SET TASK:
Select every line below containing the word "xlabel".
⁂
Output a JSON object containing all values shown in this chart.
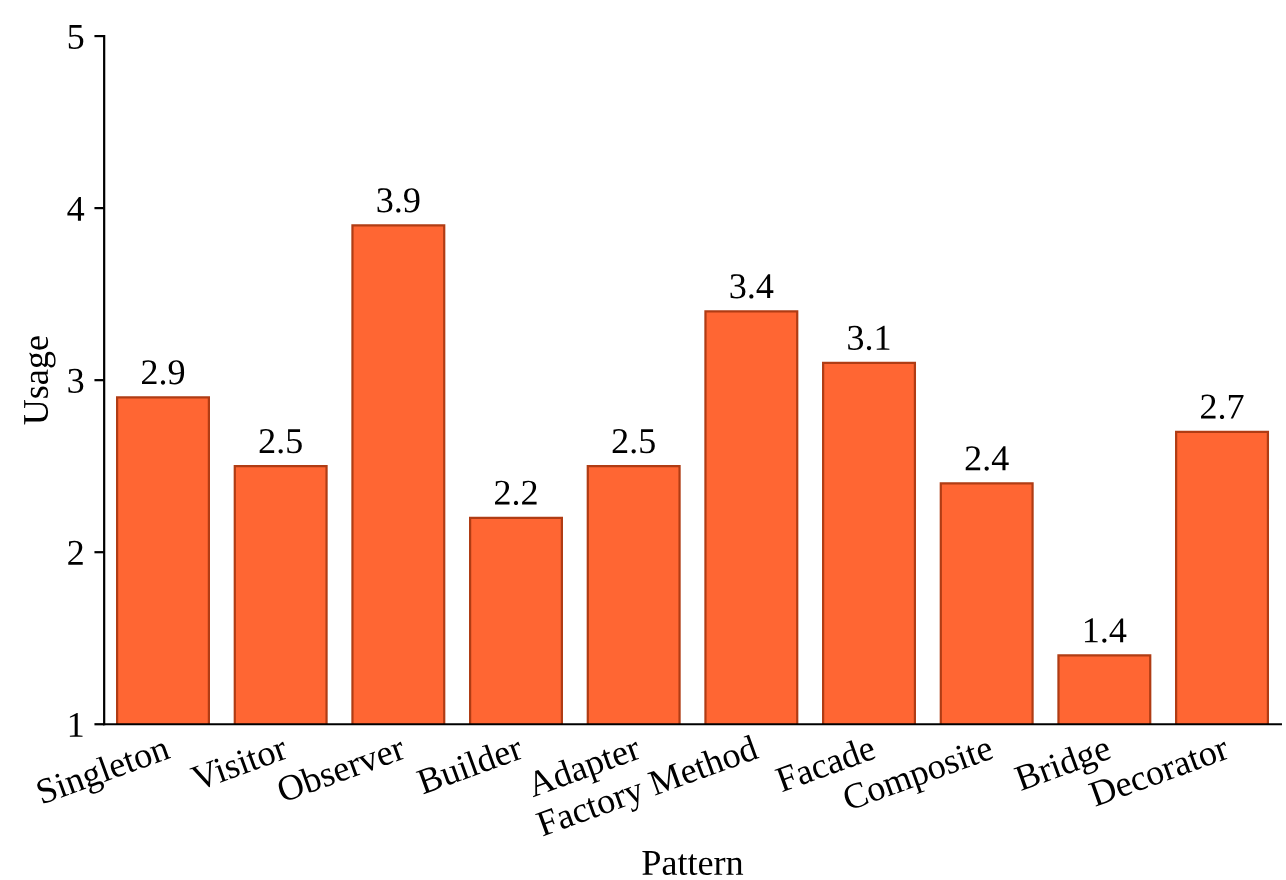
{
  "chart_data": {
    "type": "bar",
    "xlabel": "Pattern",
    "ylabel": "Usage",
    "categories": [
      "Singleton",
      "Visitor",
      "Observer",
      "Builder",
      "Adapter",
      "Factory Method",
      "Facade",
      "Composite",
      "Bridge",
      "Decorator"
    ],
    "values": [
      2.9,
      2.5,
      3.9,
      2.2,
      2.5,
      3.4,
      3.1,
      2.4,
      1.4,
      2.7
    ],
    "color": "#ff6633",
    "ylim": [
      1,
      5
    ],
    "yticks": [
      1,
      2,
      3,
      4,
      5
    ],
    "grid": false,
    "data_labels": true,
    "legend": false
  }
}
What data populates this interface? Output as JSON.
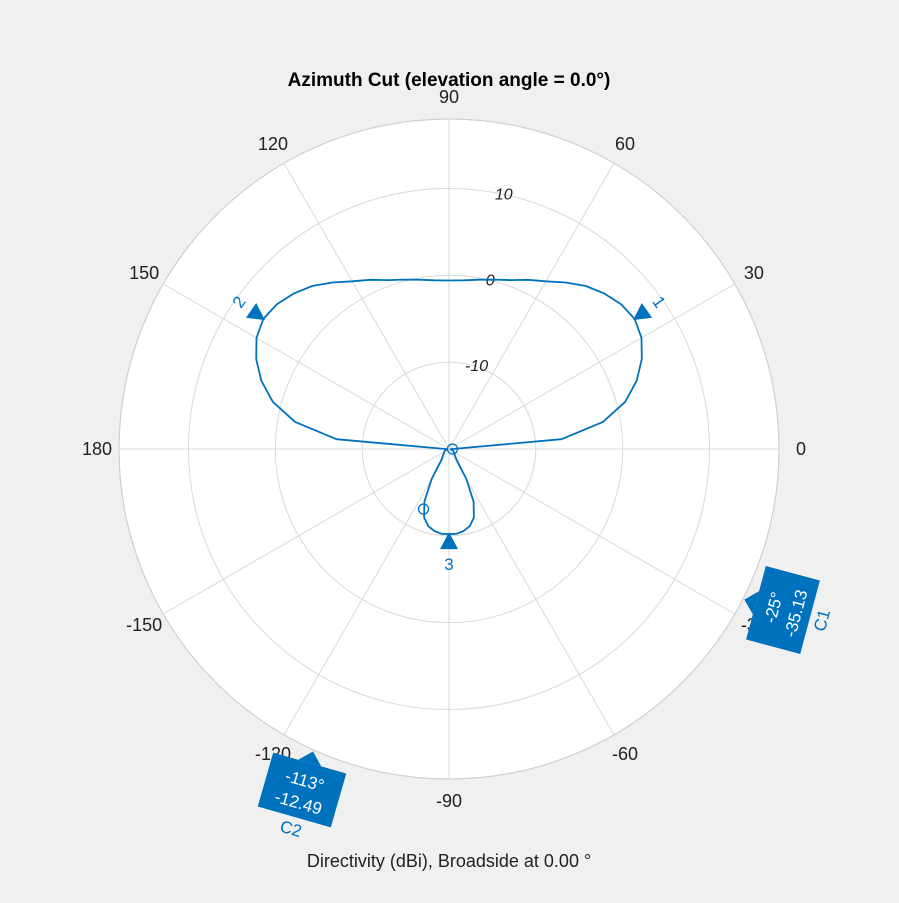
{
  "chart_data": {
    "type": "polar",
    "title": "Azimuth Cut (elevation angle = 0.0°)",
    "xlabel": "Directivity (dBi), Broadside at 0.00 °",
    "angle_ticks": [
      "0",
      "30",
      "60",
      "90",
      "120",
      "150",
      "180",
      "-150",
      "-120",
      "-90",
      "-60",
      "-30"
    ],
    "r_ticks": [
      "-10",
      "0",
      "10"
    ],
    "r_lim": [
      -20,
      18
    ],
    "grid": true,
    "line_color": "#0072BD",
    "series": [
      {
        "points": [
          {
            "az": 0,
            "dbi": -19.6
          },
          {
            "az": 5,
            "dbi": -7
          },
          {
            "az": 10,
            "dbi": -2
          },
          {
            "az": 15,
            "dbi": 1
          },
          {
            "az": 20,
            "dbi": 3
          },
          {
            "az": 25,
            "dbi": 4.5
          },
          {
            "az": 30,
            "dbi": 5.6
          },
          {
            "az": 35,
            "dbi": 6.1
          },
          {
            "az": 40,
            "dbi": 5.9
          },
          {
            "az": 45,
            "dbi": 5.3
          },
          {
            "az": 50,
            "dbi": 4.5
          },
          {
            "az": 55,
            "dbi": 3.4
          },
          {
            "az": 60,
            "dbi": 2.3
          },
          {
            "az": 65,
            "dbi": 1.5
          },
          {
            "az": 70,
            "dbi": 0.7
          },
          {
            "az": 75,
            "dbi": 0.2
          },
          {
            "az": 80,
            "dbi": -0.2
          },
          {
            "az": 85,
            "dbi": -0.5
          },
          {
            "az": 90,
            "dbi": -0.6
          },
          {
            "az": 95,
            "dbi": -0.5
          },
          {
            "az": 100,
            "dbi": -0.2
          },
          {
            "az": 105,
            "dbi": 0.2
          },
          {
            "az": 110,
            "dbi": 0.7
          },
          {
            "az": 115,
            "dbi": 1.5
          },
          {
            "az": 120,
            "dbi": 2.3
          },
          {
            "az": 125,
            "dbi": 3.4
          },
          {
            "az": 130,
            "dbi": 4.5
          },
          {
            "az": 135,
            "dbi": 5.3
          },
          {
            "az": 140,
            "dbi": 5.9
          },
          {
            "az": 145,
            "dbi": 6.1
          },
          {
            "az": 150,
            "dbi": 5.6
          },
          {
            "az": 155,
            "dbi": 4.5
          },
          {
            "az": 160,
            "dbi": 3
          },
          {
            "az": 165,
            "dbi": 1
          },
          {
            "az": 170,
            "dbi": -2
          },
          {
            "az": 175,
            "dbi": -7
          },
          {
            "az": 180,
            "dbi": -19.6
          },
          {
            "az": 185,
            "dbi": -19.8
          },
          {
            "az": 200,
            "dbi": -19.5
          },
          {
            "az": 220,
            "dbi": -19.2
          },
          {
            "az": 235,
            "dbi": -18.5
          },
          {
            "az": 240,
            "dbi": -16
          },
          {
            "az": 245,
            "dbi": -13.3
          },
          {
            "az": 250,
            "dbi": -11.6
          },
          {
            "az": 255,
            "dbi": -10.8
          },
          {
            "az": 260,
            "dbi": -10.4
          },
          {
            "az": 265,
            "dbi": -10.2
          },
          {
            "az": 270,
            "dbi": -10.2
          },
          {
            "az": 275,
            "dbi": -10.2
          },
          {
            "az": 280,
            "dbi": -10.4
          },
          {
            "az": 285,
            "dbi": -10.8
          },
          {
            "az": 290,
            "dbi": -11.6
          },
          {
            "az": 295,
            "dbi": -13.3
          },
          {
            "az": 300,
            "dbi": -16
          },
          {
            "az": 305,
            "dbi": -18.5
          },
          {
            "az": 320,
            "dbi": -19.2
          },
          {
            "az": 340,
            "dbi": -19.5
          },
          {
            "az": 355,
            "dbi": -19.8
          }
        ]
      }
    ],
    "peak_markers": [
      {
        "label": "1",
        "az": 35,
        "dbi": 6.1
      },
      {
        "label": "2",
        "az": 145,
        "dbi": 6.1
      },
      {
        "label": "3",
        "az": -90,
        "dbi": -10.2
      }
    ],
    "null_markers": [
      {
        "az": 0,
        "dbi": -19.6
      },
      {
        "az": -113,
        "dbi": -12.49
      }
    ],
    "cursors": [
      {
        "name": "C1",
        "angle_text": "-25°",
        "value_text": "-35.13"
      },
      {
        "name": "C2",
        "angle_text": "-113°",
        "value_text": "-12.49"
      }
    ]
  }
}
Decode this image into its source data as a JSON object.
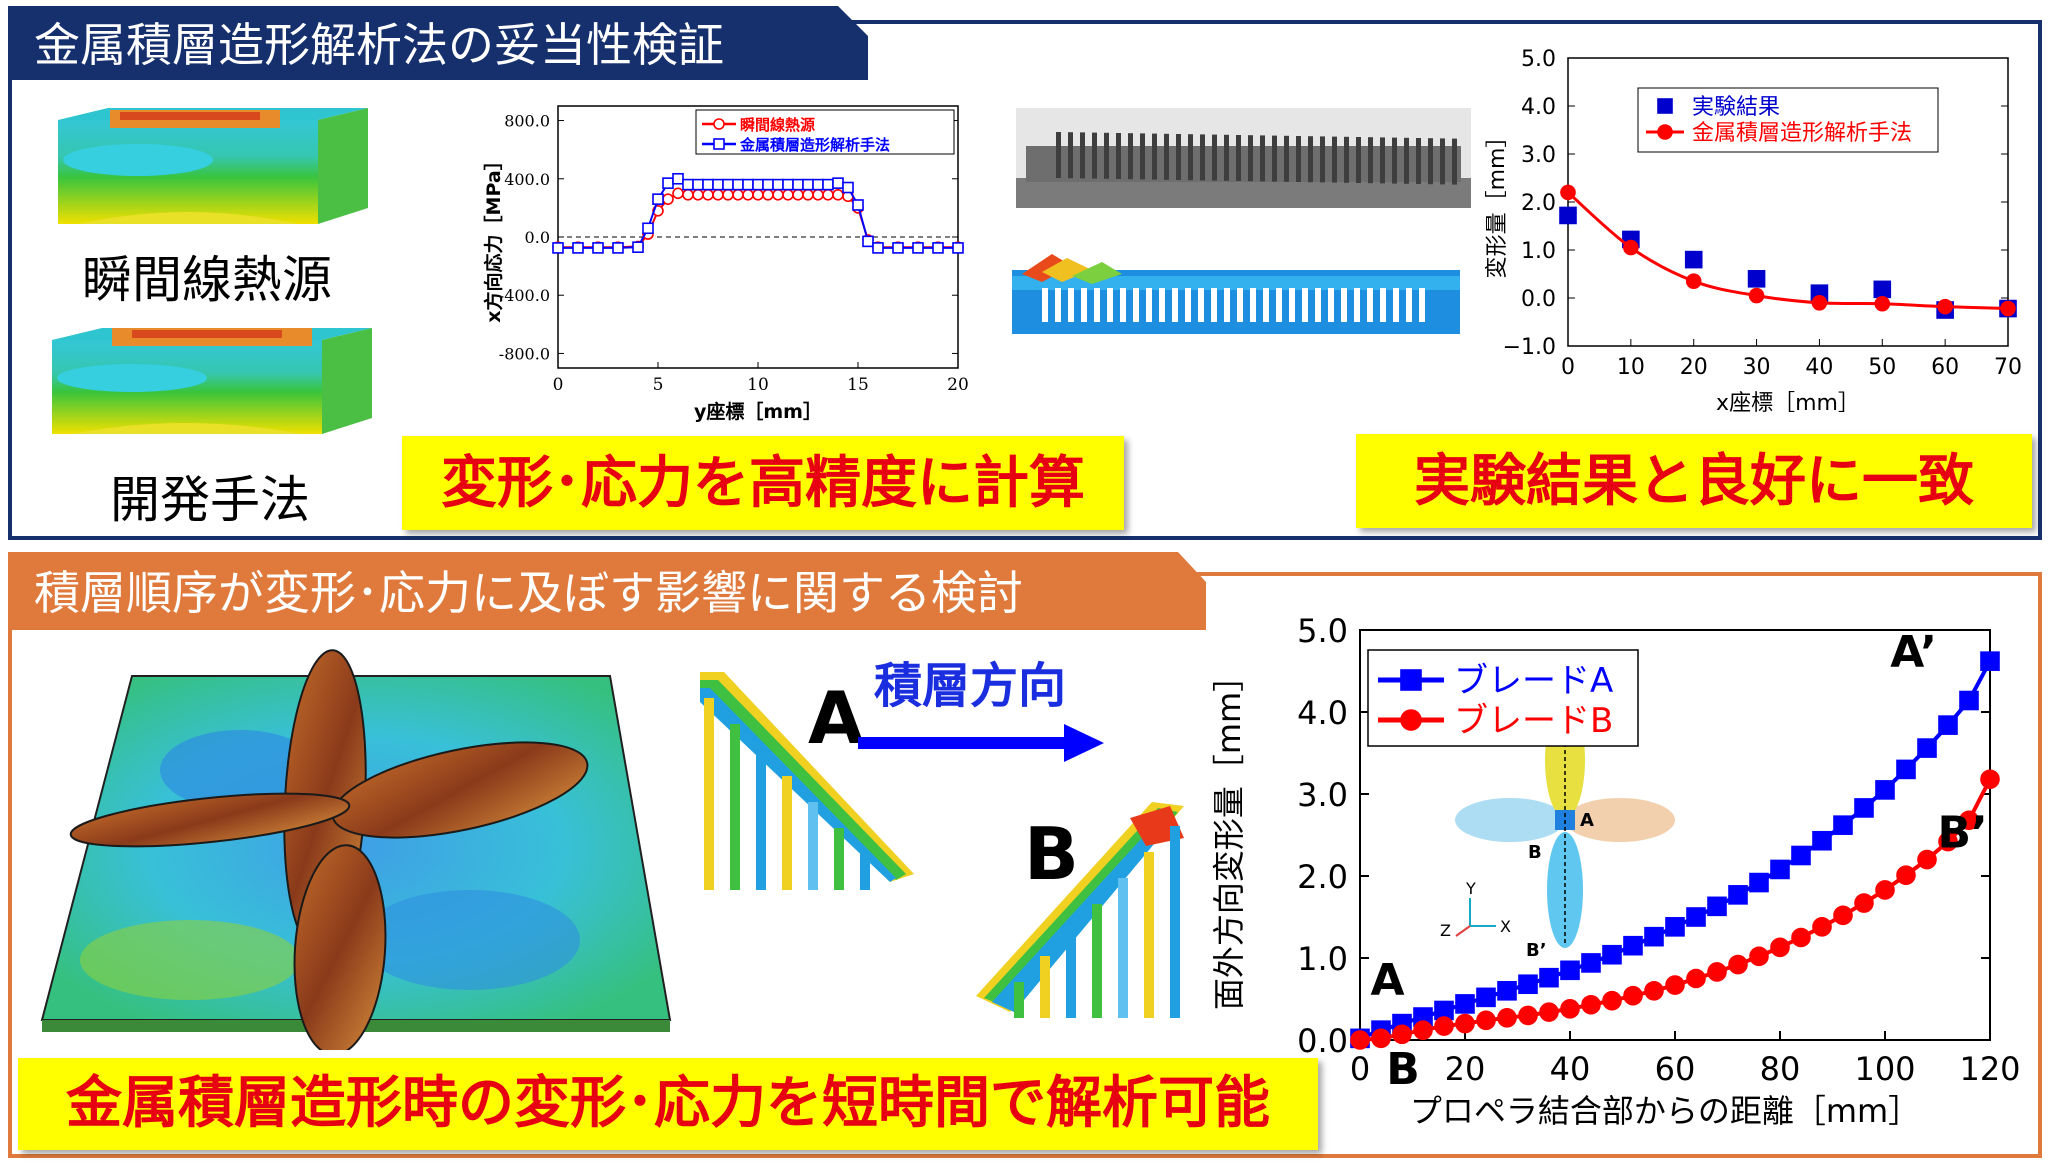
⁂
RESULT OF THE TASK:
    "xlabel": "Pattern",
    "xlabel": "Directivity (dBi), Broadside at 0.00 °",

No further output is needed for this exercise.